Show every line of the records below that contains the word "JSON".

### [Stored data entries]
========================================================================
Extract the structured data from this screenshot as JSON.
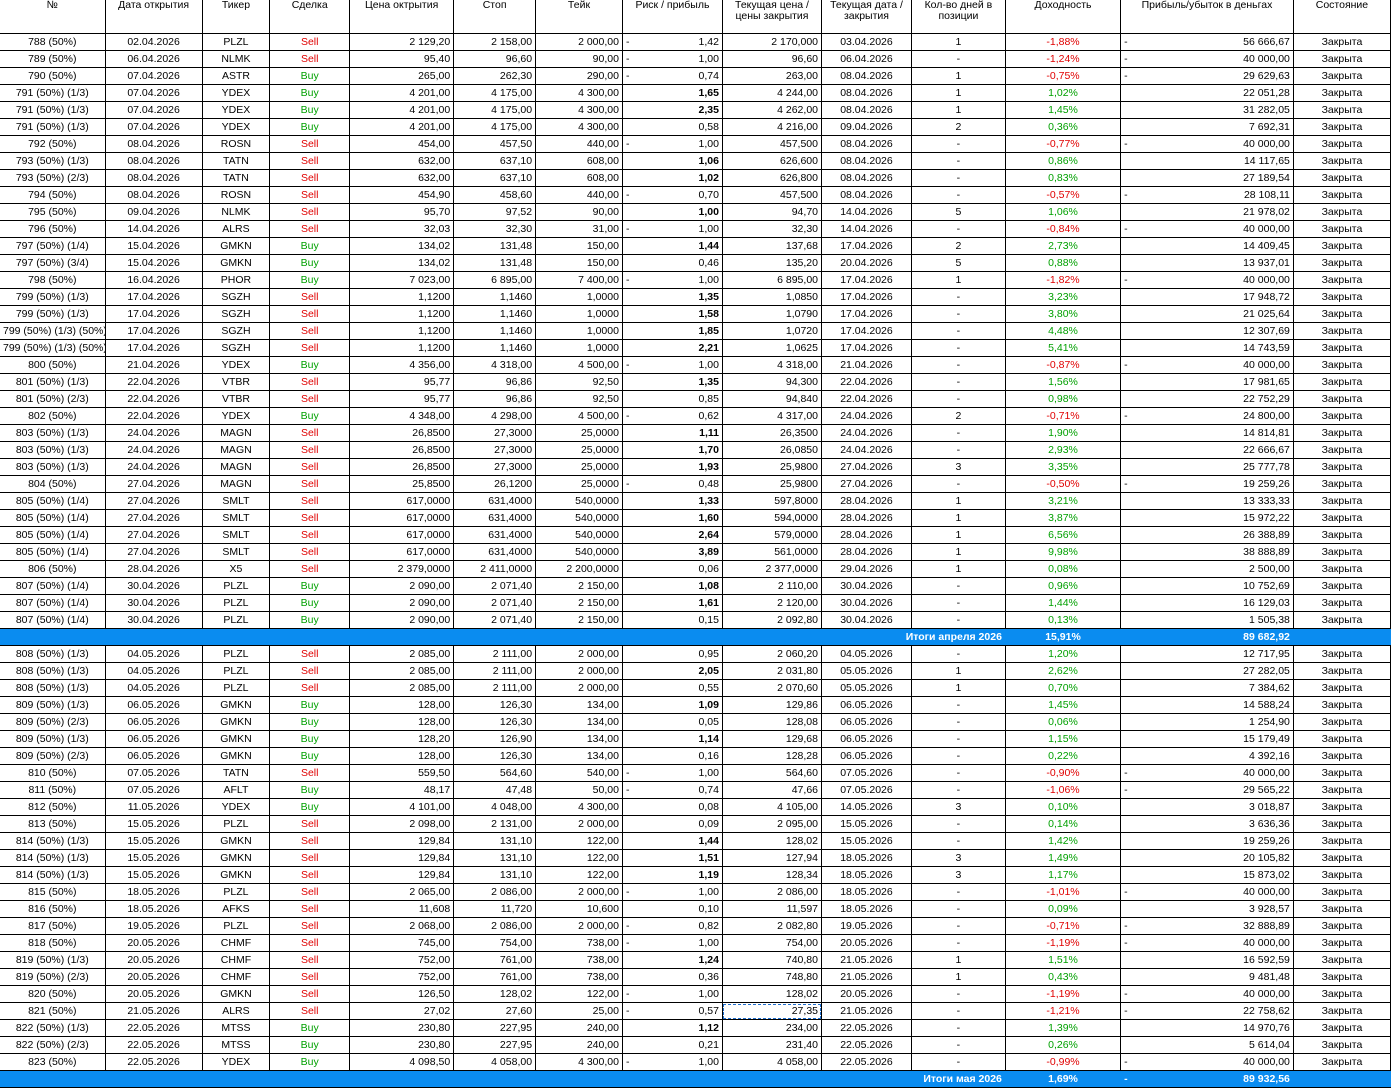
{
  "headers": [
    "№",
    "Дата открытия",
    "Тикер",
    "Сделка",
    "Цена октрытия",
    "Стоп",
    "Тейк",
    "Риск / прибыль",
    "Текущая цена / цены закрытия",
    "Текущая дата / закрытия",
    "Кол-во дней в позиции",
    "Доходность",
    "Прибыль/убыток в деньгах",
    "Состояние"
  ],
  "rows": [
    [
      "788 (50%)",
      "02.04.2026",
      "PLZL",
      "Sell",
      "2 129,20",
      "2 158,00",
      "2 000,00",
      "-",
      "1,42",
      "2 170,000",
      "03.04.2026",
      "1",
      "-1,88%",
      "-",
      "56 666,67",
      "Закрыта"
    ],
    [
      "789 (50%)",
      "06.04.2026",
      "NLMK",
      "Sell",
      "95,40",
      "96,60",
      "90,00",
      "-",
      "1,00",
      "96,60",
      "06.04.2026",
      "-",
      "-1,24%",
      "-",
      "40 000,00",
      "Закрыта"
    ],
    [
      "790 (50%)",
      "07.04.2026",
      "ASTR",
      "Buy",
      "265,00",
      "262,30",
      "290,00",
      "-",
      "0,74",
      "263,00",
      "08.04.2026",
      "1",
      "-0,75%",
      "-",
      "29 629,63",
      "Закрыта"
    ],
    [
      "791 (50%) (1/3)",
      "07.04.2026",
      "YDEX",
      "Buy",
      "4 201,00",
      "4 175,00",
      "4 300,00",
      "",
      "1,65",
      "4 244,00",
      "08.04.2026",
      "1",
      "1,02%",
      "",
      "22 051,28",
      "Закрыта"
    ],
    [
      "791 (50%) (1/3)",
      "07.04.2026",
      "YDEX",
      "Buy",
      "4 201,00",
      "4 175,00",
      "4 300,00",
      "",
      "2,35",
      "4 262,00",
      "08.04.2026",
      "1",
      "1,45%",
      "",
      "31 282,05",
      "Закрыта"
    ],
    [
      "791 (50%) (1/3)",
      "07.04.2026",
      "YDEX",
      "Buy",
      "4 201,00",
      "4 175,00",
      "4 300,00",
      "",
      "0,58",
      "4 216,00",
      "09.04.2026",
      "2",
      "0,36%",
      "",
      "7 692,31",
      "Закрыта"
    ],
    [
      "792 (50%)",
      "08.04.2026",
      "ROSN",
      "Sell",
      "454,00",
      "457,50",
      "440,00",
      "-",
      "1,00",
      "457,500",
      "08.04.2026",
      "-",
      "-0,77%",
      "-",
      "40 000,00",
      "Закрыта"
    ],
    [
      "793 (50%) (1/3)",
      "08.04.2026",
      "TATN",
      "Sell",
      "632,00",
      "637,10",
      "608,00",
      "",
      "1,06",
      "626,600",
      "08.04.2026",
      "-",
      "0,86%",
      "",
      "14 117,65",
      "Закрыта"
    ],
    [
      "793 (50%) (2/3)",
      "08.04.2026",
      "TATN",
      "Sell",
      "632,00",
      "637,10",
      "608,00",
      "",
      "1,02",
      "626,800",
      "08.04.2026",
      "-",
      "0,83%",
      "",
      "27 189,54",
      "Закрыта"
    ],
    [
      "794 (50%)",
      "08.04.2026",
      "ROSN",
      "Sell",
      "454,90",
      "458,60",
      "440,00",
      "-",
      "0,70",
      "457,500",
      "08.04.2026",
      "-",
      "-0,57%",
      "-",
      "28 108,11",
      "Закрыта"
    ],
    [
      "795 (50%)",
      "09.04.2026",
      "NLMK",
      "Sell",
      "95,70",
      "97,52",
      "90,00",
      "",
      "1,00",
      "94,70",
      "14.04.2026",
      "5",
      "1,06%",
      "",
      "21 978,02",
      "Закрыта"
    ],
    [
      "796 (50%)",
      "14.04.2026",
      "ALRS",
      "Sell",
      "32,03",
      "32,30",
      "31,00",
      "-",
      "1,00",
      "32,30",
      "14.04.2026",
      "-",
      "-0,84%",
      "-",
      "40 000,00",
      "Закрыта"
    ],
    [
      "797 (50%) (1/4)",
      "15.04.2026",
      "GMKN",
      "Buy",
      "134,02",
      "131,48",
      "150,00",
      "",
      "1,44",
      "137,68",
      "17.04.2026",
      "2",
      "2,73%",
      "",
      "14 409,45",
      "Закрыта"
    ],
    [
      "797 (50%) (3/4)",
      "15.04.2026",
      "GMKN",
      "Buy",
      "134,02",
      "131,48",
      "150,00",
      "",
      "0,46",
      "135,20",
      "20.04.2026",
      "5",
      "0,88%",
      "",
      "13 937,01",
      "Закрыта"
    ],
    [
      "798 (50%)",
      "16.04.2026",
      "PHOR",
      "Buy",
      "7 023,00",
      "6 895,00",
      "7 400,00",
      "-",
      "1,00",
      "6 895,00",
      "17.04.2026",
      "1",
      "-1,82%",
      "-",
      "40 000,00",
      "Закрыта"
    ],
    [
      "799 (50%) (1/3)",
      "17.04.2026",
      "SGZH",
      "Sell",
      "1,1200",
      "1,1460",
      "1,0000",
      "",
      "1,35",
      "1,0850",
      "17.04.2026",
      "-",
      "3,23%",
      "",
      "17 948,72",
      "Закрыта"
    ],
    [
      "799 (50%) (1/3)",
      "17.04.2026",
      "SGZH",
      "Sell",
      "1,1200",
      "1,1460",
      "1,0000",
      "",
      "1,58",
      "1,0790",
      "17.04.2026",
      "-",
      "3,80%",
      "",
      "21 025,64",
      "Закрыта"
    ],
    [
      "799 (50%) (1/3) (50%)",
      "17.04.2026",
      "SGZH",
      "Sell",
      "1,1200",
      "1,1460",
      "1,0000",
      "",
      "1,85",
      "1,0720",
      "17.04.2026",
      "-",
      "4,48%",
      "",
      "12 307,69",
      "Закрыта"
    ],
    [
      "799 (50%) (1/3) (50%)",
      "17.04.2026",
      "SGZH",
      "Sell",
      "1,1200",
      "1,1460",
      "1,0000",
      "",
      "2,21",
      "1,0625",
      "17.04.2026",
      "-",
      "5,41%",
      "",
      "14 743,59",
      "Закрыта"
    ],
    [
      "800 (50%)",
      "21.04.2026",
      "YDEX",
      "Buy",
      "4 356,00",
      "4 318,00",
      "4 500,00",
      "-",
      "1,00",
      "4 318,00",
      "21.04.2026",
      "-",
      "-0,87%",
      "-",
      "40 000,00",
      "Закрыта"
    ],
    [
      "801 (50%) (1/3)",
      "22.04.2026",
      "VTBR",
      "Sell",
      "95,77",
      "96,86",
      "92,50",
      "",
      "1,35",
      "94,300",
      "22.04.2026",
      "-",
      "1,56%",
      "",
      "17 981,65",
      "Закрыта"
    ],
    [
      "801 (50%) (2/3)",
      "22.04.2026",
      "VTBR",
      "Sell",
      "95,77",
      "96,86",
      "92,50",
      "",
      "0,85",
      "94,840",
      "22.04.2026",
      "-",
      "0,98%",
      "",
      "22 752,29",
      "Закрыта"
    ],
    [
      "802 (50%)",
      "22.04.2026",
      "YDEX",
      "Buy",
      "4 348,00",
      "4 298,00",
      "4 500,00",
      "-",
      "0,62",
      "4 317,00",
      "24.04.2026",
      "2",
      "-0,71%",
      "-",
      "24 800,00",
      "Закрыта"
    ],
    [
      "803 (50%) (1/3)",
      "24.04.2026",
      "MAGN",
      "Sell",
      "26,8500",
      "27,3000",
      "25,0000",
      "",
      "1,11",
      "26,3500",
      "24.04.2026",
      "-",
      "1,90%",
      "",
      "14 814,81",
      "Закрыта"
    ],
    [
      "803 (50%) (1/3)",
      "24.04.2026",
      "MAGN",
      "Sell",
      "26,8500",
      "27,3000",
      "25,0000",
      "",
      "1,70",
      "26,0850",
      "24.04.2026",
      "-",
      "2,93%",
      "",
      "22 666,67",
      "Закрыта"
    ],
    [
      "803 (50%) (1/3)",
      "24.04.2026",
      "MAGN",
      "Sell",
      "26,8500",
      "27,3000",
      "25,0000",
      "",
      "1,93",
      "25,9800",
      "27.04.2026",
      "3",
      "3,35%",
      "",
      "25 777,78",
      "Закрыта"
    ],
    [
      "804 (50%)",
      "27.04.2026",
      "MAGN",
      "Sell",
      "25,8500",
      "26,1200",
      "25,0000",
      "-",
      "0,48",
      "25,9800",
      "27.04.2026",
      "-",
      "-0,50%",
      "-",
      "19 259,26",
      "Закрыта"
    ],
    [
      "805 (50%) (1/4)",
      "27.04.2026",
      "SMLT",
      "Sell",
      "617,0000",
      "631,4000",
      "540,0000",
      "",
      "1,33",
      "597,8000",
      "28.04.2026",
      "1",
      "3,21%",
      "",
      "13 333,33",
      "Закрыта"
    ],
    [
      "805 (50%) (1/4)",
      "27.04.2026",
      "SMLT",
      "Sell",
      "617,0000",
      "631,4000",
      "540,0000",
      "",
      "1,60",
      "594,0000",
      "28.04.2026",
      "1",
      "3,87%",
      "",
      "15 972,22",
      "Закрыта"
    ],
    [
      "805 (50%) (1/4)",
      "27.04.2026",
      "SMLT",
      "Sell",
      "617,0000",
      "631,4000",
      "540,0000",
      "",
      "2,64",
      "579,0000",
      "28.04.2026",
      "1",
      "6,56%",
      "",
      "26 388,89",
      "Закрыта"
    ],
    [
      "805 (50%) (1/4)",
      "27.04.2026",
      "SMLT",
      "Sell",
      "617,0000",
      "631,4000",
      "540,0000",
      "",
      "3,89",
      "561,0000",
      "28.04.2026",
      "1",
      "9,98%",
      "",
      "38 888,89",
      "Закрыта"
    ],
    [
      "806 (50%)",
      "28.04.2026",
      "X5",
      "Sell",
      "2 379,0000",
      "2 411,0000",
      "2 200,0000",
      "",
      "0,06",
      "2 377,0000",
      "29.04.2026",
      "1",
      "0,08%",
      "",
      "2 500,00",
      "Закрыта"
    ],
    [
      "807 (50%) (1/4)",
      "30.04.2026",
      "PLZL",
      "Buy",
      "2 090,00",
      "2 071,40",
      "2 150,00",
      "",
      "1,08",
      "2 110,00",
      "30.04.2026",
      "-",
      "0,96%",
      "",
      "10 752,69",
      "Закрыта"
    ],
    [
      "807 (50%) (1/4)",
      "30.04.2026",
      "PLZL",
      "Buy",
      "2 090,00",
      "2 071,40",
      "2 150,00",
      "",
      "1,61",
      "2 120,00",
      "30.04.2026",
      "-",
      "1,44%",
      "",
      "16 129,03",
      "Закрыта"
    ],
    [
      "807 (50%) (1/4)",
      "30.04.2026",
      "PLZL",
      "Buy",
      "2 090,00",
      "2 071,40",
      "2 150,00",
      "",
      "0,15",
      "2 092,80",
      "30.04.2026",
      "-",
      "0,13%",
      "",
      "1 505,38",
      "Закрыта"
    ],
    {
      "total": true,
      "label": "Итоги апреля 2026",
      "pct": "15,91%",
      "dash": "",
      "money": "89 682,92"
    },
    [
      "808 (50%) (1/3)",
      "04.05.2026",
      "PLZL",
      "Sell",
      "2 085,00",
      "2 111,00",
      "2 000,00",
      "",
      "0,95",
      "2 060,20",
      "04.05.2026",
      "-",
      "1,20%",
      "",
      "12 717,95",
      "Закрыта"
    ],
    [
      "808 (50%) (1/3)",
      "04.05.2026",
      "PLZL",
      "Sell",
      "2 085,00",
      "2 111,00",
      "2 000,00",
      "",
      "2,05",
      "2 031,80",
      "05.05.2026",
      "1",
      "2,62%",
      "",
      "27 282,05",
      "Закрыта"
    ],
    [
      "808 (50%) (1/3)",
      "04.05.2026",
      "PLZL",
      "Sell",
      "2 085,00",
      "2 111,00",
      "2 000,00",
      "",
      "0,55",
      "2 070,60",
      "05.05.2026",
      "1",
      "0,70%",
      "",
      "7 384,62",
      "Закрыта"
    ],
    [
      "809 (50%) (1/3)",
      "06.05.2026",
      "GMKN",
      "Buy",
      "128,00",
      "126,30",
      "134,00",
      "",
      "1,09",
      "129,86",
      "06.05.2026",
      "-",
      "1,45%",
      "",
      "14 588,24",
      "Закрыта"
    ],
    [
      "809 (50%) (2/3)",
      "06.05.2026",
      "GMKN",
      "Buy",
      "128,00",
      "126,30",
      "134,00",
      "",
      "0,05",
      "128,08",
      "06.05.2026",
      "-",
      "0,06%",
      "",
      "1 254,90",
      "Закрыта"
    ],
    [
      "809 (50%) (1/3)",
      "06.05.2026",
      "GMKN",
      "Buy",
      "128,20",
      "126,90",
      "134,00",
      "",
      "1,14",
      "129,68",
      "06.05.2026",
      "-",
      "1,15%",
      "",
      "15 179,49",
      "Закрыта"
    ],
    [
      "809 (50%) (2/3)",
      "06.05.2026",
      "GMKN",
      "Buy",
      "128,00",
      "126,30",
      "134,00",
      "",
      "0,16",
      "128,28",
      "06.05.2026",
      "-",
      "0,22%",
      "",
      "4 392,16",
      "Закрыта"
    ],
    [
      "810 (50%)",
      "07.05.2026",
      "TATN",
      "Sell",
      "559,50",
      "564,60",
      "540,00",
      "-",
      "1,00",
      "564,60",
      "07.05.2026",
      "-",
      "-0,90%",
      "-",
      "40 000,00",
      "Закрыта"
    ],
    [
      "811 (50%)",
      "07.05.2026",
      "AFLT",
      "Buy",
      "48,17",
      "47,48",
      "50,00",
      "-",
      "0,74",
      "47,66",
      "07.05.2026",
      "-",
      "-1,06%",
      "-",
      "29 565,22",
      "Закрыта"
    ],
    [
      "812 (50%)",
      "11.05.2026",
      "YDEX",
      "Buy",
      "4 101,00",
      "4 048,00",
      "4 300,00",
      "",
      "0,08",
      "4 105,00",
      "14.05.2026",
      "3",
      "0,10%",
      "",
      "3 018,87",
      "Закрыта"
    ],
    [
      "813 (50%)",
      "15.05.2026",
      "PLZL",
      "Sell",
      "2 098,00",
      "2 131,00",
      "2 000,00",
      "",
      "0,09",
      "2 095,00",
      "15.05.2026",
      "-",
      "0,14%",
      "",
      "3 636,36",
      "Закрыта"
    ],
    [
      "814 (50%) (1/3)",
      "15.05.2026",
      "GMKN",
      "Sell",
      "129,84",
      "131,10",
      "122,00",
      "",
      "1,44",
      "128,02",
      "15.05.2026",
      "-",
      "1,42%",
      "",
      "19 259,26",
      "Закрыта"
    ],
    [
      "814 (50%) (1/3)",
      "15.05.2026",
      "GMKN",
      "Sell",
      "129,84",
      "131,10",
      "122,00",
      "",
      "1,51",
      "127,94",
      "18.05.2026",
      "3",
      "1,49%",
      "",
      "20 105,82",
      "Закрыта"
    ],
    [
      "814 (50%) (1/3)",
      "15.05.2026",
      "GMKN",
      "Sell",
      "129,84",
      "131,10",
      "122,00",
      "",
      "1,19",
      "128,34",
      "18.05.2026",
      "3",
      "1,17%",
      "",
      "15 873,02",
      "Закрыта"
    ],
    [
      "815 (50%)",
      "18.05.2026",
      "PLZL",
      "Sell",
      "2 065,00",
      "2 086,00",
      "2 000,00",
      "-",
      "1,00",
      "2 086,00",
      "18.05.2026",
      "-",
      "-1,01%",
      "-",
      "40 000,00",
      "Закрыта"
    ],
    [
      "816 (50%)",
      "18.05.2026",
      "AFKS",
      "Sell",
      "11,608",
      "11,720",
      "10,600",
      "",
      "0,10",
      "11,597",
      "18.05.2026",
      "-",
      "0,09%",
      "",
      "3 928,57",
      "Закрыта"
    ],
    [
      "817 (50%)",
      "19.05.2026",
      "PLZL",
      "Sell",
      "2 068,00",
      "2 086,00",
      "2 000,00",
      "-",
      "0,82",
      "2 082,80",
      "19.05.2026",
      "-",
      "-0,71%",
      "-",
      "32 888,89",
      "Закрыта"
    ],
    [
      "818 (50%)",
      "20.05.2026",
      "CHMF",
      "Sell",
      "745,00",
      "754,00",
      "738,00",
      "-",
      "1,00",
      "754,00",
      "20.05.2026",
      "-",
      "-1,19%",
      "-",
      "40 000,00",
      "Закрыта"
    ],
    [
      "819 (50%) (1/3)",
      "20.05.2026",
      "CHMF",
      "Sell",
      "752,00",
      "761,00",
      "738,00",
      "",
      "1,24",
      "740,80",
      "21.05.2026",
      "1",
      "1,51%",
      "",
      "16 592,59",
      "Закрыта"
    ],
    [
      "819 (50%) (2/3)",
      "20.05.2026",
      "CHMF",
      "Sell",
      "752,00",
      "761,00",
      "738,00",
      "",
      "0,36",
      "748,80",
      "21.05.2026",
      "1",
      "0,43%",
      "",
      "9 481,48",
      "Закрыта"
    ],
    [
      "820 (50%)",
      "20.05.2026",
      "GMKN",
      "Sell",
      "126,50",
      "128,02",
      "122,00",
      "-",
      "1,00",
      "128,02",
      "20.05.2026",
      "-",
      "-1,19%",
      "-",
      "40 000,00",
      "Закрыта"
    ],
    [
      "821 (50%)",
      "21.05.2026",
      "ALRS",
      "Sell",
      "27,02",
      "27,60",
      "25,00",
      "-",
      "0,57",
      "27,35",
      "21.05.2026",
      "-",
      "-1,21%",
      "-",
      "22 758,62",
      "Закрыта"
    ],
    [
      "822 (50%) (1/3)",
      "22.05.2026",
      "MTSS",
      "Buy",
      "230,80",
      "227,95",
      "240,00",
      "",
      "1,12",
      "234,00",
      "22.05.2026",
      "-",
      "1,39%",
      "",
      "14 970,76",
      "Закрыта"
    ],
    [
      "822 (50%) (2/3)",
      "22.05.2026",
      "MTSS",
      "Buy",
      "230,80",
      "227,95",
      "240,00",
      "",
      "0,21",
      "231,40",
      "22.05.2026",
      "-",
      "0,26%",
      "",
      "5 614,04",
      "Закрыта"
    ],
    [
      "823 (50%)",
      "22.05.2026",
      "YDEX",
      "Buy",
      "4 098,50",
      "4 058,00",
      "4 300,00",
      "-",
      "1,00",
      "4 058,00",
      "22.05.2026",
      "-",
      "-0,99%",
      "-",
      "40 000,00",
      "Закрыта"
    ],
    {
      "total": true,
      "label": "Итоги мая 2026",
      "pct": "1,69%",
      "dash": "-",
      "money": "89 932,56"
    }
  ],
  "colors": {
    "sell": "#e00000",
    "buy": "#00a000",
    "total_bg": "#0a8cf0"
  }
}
========================================================================
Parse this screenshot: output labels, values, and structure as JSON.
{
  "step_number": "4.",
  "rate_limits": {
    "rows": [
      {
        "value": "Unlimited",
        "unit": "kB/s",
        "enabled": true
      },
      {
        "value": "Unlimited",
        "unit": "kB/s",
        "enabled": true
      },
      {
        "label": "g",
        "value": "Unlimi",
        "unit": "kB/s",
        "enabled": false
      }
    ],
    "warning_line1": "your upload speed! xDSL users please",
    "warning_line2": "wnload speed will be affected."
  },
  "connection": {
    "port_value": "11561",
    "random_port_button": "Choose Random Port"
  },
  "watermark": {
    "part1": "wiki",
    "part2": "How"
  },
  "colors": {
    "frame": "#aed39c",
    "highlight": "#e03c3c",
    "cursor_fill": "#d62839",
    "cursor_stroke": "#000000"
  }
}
========================================================================
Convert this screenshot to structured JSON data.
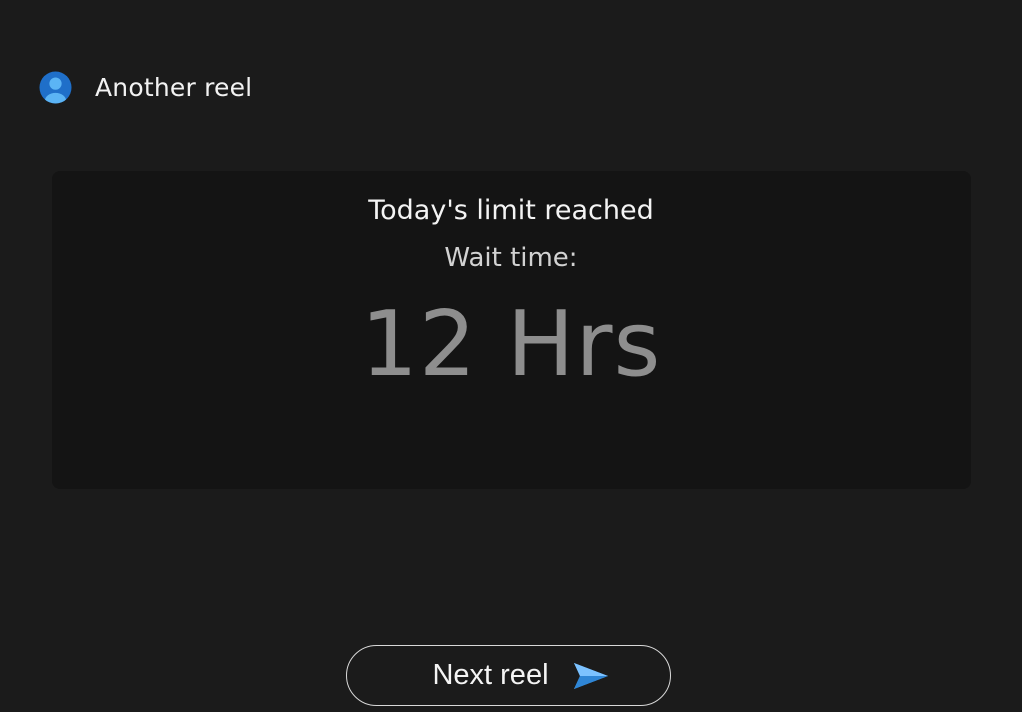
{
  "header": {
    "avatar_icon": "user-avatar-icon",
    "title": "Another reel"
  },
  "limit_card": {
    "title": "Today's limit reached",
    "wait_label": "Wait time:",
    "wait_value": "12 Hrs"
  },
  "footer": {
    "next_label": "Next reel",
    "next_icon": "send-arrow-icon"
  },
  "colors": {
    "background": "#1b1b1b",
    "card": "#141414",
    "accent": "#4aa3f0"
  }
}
========================================================================
### [Reply]
Extract the structured data from this screenshot as JSON.
Parse this screenshot: output labels, values, and structure as JSON.
Convert this screenshot to structured JSON data.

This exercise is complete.